> _DESCRIPTION OF THE TASK_: Copy out all lines in the data below containing the string "vörös".

> _MATERIAL_:

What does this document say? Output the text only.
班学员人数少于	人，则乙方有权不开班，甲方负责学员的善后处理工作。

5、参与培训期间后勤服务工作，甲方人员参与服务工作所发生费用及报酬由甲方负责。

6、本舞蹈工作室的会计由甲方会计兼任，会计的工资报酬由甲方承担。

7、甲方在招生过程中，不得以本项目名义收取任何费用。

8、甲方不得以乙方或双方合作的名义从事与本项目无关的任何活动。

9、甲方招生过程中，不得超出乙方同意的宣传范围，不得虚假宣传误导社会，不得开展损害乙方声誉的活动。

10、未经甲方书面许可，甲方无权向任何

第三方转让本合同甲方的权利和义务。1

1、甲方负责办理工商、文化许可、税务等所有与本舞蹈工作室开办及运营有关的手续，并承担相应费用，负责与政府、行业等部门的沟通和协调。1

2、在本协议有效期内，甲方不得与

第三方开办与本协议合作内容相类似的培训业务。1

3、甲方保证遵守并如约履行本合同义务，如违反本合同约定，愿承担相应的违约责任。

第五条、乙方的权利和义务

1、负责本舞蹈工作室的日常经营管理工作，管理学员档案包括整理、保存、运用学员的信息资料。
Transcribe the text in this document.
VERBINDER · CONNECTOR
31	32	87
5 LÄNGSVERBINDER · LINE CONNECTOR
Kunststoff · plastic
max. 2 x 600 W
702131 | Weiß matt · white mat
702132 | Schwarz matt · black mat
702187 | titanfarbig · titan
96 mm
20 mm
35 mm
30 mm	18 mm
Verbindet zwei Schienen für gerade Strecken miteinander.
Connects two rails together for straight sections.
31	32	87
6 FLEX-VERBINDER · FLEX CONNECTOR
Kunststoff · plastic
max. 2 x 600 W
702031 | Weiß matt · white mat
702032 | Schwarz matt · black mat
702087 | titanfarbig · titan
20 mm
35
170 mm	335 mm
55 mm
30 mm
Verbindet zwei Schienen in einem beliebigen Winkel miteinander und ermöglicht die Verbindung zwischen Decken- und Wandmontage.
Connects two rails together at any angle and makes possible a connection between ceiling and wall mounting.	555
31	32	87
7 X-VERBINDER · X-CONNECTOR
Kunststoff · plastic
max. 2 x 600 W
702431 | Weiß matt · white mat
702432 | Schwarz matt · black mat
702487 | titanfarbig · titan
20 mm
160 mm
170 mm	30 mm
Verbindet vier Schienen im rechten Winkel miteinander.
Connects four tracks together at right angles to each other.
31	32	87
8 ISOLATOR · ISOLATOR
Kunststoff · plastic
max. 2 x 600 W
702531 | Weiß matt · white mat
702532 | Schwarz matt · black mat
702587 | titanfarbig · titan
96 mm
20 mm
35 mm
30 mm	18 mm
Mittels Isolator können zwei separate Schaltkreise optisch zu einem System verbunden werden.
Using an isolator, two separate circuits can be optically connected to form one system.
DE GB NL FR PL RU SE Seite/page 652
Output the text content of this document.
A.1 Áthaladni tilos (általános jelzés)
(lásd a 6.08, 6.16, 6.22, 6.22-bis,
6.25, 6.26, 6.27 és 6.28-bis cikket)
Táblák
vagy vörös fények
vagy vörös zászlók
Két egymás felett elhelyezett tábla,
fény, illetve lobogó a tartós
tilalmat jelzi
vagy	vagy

> _THE REPLY_:
vagy vörös fények
vagy vörös zászlók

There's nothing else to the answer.